= Objective =
Extract the listing below in full, unchanged.

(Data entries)
- - - - -

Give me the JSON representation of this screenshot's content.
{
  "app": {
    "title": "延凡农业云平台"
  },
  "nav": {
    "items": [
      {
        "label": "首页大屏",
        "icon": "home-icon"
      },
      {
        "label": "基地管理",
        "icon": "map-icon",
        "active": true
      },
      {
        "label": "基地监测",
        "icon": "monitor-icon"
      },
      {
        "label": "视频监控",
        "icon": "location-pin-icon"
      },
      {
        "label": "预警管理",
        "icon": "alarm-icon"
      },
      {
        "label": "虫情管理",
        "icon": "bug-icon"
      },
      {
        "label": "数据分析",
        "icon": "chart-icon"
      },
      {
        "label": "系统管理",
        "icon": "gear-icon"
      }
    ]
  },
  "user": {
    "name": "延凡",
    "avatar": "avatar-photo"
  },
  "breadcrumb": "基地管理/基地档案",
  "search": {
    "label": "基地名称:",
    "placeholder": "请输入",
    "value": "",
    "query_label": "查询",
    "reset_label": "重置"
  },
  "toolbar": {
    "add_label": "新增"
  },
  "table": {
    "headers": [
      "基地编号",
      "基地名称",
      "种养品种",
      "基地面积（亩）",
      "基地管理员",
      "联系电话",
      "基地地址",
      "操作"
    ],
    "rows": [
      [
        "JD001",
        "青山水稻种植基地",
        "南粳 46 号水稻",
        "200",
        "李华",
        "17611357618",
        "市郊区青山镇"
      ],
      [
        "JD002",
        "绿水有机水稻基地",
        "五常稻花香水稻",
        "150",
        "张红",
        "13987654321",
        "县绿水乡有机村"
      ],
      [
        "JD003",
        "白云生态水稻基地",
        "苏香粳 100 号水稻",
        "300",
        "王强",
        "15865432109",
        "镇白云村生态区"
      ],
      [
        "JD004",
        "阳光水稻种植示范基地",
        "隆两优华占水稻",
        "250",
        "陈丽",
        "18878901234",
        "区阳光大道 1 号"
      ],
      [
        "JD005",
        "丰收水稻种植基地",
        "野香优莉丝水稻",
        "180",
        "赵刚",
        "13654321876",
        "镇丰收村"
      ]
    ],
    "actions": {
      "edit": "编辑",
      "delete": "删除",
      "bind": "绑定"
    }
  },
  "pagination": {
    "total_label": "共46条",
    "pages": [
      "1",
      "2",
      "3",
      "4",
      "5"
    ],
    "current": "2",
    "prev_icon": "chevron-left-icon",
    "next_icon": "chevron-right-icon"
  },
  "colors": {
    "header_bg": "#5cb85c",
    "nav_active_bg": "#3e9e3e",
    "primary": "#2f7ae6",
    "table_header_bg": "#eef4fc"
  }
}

- - - - -

= Solution below =
Give me the JSON representation of this screenshot's content.
{
  "app": {
    "title": "延凡农业云平台"
  },
  "nav": {
    "items": [
      {
        "label": "首页大屏",
        "icon": "home-icon"
      },
      {
        "label": "基地管理",
        "icon": "map-icon",
        "active": true
      },
      {
        "label": "基地监测",
        "icon": "monitor-icon"
      },
      {
        "label": "视频监控",
        "icon": "location-pin-icon"
      },
      {
        "label": "预警管理",
        "icon": "alarm-icon"
      },
      {
        "label": "虫情管理",
        "icon": "bug-icon"
      },
      {
        "label": "数据分析",
        "icon": "chart-icon"
      },
      {
        "label": "系统管理",
        "icon": "gear-icon"
      }
    ]
  },
  "user": {
    "name": "延凡",
    "avatar": "avatar-photo"
  },
  "breadcrumb": "基地管理/基地档案",
  "search": {
    "label": "基地名称:",
    "placeholder": "请输入",
    "value": "",
    "query_label": "查询",
    "reset_label": "重置"
  },
  "toolbar": {
    "add_label": "新增"
  },
  "table": {
    "headers": [
      "基地编号",
      "基地名称",
      "种养品种",
      "基地面积（亩）",
      "基地管理员",
      "联系电话",
      "基地地址",
      "操作"
    ],
    "rows": [
      [
        "JD001",
        "青山水稻种植基地",
        "南粳 46 号水稻",
        "200",
        "李华",
        "17611357618",
        "市郊区青山镇"
      ],
      [
        "JD002",
        "绿水有机水稻基地",
        "五常稻花香水稻",
        "150",
        "张红",
        "13987654321",
        "县绿水乡有机村"
      ],
      [
        "JD003",
        "白云生态水稻基地",
        "苏香粳 100 号水稻",
        "300",
        "王强",
        "15865432109",
        "镇白云村生态区"
      ],
      [
        "JD004",
        "阳光水稻种植示范基地",
        "隆两优华占水稻",
        "250",
        "陈丽",
        "18878901234",
        "区阳光大道 1 号"
      ],
      [
        "JD005",
        "丰收水稻种植基地",
        "野香优莉丝水稻",
        "180",
        "赵刚",
        "13654321876",
        "镇丰收村"
      ]
    ],
    "actions": {
      "edit": "编辑",
      "delete": "删除",
      "bind": "绑定"
    }
  },
  "pagination": {
    "total_label": "共46条",
    "pages": [
      "1",
      "2",
      "3",
      "4",
      "5"
    ],
    "current": "2",
    "prev_icon": "chevron-left-icon",
    "next_icon": "chevron-right-icon"
  },
  "colors": {
    "header_bg": "#5cb85c",
    "nav_active_bg": "#3e9e3e",
    "primary": "#2f7ae6",
    "table_header_bg": "#eef4fc"
  }
}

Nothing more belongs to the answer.